Can you find the lines of the listing that include "JSON" and copy every one?
──────
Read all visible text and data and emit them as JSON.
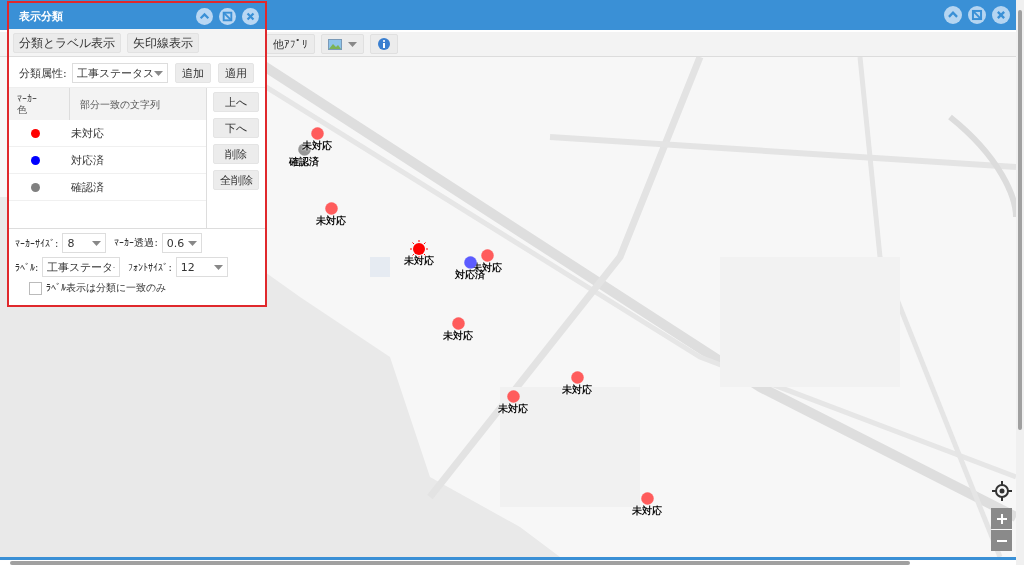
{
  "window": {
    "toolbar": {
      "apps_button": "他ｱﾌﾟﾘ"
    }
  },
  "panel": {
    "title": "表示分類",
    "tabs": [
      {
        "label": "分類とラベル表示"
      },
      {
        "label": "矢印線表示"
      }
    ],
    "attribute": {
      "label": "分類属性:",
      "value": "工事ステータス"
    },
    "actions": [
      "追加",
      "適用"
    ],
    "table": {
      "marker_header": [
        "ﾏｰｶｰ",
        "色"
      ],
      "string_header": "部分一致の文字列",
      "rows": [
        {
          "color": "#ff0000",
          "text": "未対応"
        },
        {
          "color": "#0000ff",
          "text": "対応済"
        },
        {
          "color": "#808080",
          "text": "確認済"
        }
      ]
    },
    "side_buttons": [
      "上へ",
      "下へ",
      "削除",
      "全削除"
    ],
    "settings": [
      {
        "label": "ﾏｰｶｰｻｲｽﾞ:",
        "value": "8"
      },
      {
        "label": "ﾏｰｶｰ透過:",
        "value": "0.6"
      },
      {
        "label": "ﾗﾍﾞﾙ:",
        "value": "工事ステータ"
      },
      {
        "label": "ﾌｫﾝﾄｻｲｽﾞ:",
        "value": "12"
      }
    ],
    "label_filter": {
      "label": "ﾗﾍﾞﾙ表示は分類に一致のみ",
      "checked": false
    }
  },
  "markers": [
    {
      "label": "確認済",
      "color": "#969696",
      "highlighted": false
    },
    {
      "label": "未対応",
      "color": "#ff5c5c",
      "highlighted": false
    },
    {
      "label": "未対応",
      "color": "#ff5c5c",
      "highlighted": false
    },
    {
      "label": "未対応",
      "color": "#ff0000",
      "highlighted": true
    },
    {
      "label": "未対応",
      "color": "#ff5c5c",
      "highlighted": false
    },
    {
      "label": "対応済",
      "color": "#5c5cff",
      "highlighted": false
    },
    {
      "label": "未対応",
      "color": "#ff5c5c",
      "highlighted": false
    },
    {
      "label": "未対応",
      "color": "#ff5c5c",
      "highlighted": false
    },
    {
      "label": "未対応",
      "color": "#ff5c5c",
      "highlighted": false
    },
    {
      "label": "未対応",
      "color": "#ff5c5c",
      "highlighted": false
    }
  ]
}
──────
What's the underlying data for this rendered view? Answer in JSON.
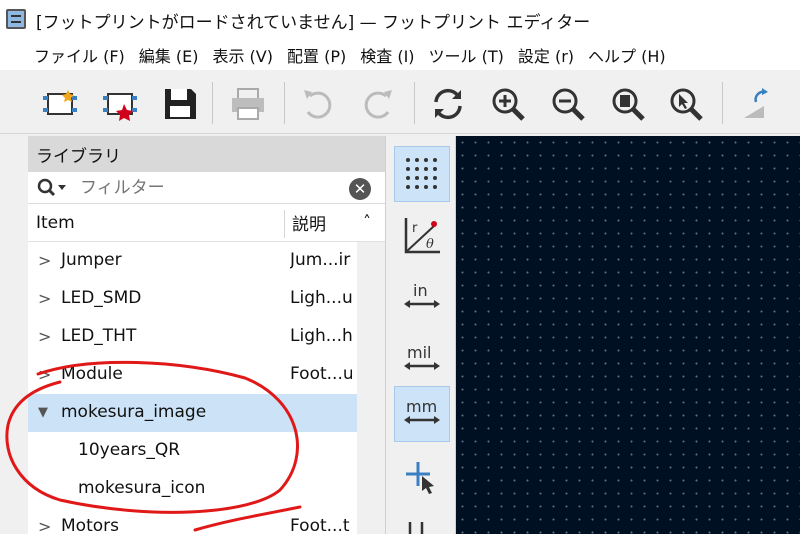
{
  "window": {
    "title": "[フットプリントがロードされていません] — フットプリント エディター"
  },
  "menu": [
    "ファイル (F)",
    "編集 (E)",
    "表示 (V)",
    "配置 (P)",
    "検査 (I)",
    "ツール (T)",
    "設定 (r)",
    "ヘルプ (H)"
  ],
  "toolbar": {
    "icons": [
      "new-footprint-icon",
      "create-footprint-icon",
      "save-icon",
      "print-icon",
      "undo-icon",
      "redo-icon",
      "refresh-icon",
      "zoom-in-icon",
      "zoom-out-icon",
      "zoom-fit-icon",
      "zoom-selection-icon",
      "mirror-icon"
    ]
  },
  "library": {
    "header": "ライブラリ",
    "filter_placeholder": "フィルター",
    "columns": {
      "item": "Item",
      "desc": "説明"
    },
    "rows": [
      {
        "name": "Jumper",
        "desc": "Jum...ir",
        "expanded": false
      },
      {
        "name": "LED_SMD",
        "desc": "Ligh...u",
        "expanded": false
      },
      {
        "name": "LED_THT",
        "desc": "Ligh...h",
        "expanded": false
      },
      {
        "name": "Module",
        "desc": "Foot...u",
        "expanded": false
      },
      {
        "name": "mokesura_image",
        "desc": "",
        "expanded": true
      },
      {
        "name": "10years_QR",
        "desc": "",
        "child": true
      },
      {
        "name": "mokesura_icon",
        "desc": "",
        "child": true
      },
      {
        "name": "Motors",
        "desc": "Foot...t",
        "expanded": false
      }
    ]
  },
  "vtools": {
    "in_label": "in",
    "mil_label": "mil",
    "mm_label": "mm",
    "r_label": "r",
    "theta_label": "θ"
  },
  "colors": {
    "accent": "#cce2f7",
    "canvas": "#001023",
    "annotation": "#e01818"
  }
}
──────
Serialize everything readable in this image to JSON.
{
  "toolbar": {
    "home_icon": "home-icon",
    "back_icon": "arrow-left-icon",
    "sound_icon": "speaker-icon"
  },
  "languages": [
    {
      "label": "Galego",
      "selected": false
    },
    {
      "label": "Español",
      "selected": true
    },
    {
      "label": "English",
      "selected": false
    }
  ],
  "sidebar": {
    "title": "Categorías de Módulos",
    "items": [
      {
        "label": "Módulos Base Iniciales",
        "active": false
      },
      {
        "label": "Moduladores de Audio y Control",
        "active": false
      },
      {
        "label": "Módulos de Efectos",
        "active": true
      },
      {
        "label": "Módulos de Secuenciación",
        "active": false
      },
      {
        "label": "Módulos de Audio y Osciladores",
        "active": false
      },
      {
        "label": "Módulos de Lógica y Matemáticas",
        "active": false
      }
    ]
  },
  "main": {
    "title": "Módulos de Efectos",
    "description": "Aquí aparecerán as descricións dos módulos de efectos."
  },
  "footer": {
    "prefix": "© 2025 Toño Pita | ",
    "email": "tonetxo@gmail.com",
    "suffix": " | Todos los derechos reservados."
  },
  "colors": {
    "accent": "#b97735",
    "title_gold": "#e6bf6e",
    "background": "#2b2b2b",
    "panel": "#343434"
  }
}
──────
_Full output_
Read all visible text and data and emit them as JSON.
What's the underlying data for this rendered view? Answer in JSON.
Serialize everything readable in this image to JSON.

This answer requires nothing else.